Start of RECORDS TO USE
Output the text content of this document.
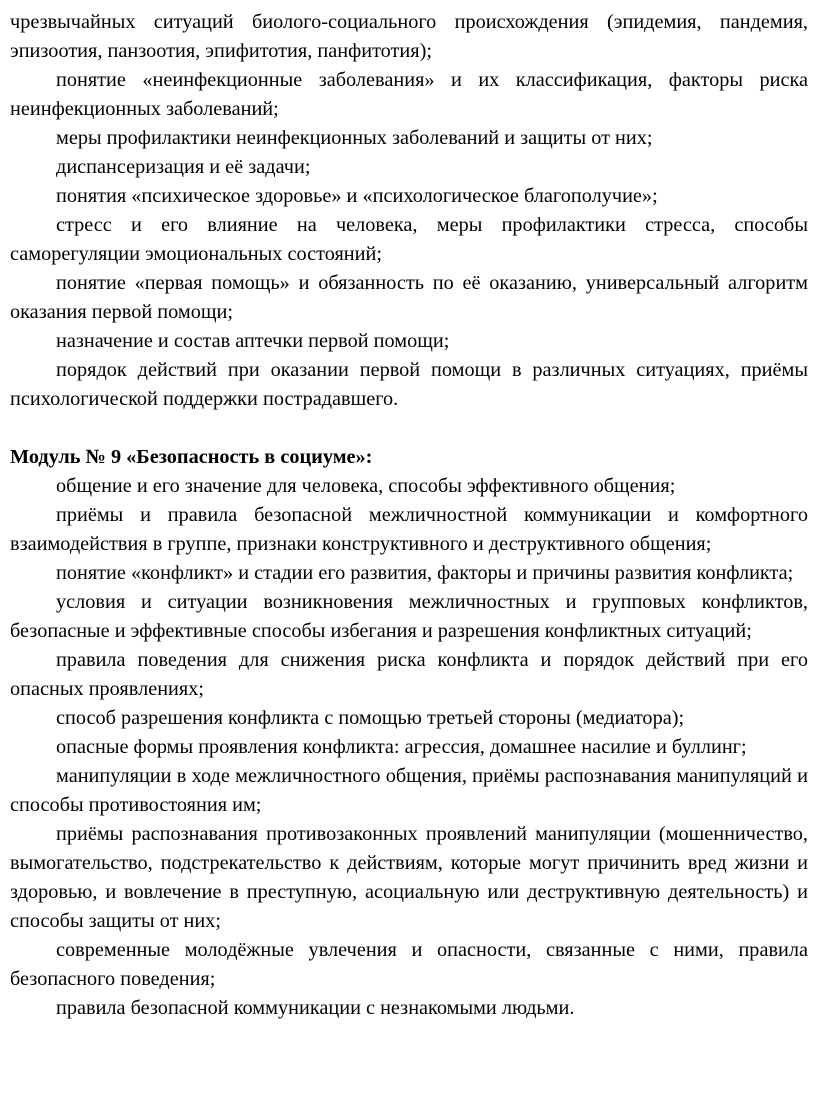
чрезвычайных ситуаций биолого-социального происхождения (эпидемия, пандемия, эпизоотия, панзоотия, эпифитотия, панфитотия);

понятие «неинфекционные заболевания» и их классификация, факторы риска неинфекционных заболеваний;

меры профилактики неинфекционных заболеваний и защиты от них;

диспансеризация и её задачи;

понятия «психическое здоровье» и «психологическое благополучие»;

стресс и его влияние на человека, меры профилактики стресса, способы саморегуляции эмоциональных состояний;

понятие «первая помощь» и обязанность по её оказанию, универсальный алгоритм оказания первой помощи;

назначение и состав аптечки первой помощи;

порядок действий при оказании первой помощи в различных ситуациях, приёмы психологической поддержки пострадавшего.

Модуль № 9 «Безопасность в социуме»:

общение и его значение для человека, способы эффективного общения;

приёмы и правила безопасной межличностной коммуникации и комфортного взаимодействия в группе, признаки конструктивного и деструктивного общения;

понятие «конфликт» и стадии его развития, факторы и причины развития конфликта;

условия и ситуации возникновения межличностных и групповых конфликтов, безопасные и эффективные способы избегания и разрешения конфликтных ситуаций;

правила поведения для снижения риска конфликта и порядок действий при его опасных проявлениях;

способ разрешения конфликта с помощью третьей стороны (медиатора);

опасные формы проявления конфликта: агрессия, домашнее насилие и буллинг;

манипуляции в ходе межличностного общения, приёмы распознавания манипуляций и способы противостояния им;

приёмы распознавания противозаконных проявлений манипуляции (мошенничество, вымогательство, подстрекательство к действиям, которые могут причинить вред жизни и здоровью, и вовлечение в преступную, асоциальную или деструктивную деятельность) и способы защиты от них;

современные молодёжные увлечения и опасности, связанные с ними, правила безопасного поведения;

правила безопасной коммуникации с незнакомыми людьми.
End of RECORDS TO USE
Return to the listing above and set it down exactly, leaving out its pictures.

Output the text content of this document.
чрезвычайных ситуаций биолого-социального происхождения (эпидемия, пандемия, эпизоотия, панзоотия, эпифитотия, панфитотия);

понятие «неинфекционные заболевания» и их классификация, факторы риска неинфекционных заболеваний;

меры профилактики неинфекционных заболеваний и защиты от них;

диспансеризация и её задачи;

понятия «психическое здоровье» и «психологическое благополучие»;

стресс и его влияние на человека, меры профилактики стресса, способы саморегуляции эмоциональных состояний;

понятие «первая помощь» и обязанность по её оказанию, универсальный алгоритм оказания первой помощи;

назначение и состав аптечки первой помощи;

порядок действий при оказании первой помощи в различных ситуациях, приёмы психологической поддержки пострадавшего.

Модуль № 9 «Безопасность в социуме»:

общение и его значение для человека, способы эффективного общения;

приёмы и правила безопасной межличностной коммуникации и комфортного взаимодействия в группе, признаки конструктивного и деструктивного общения;

понятие «конфликт» и стадии его развития, факторы и причины развития конфликта;

условия и ситуации возникновения межличностных и групповых конфликтов, безопасные и эффективные способы избегания и разрешения конфликтных ситуаций;

правила поведения для снижения риска конфликта и порядок действий при его опасных проявлениях;

способ разрешения конфликта с помощью третьей стороны (медиатора);

опасные формы проявления конфликта: агрессия, домашнее насилие и буллинг;

манипуляции в ходе межличностного общения, приёмы распознавания манипуляций и способы противостояния им;

приёмы распознавания противозаконных проявлений манипуляции (мошенничество, вымогательство, подстрекательство к действиям, которые могут причинить вред жизни и здоровью, и вовлечение в преступную, асоциальную или деструктивную деятельность) и способы защиты от них;

современные молодёжные увлечения и опасности, связанные с ними, правила безопасного поведения;

правила безопасной коммуникации с незнакомыми людьми.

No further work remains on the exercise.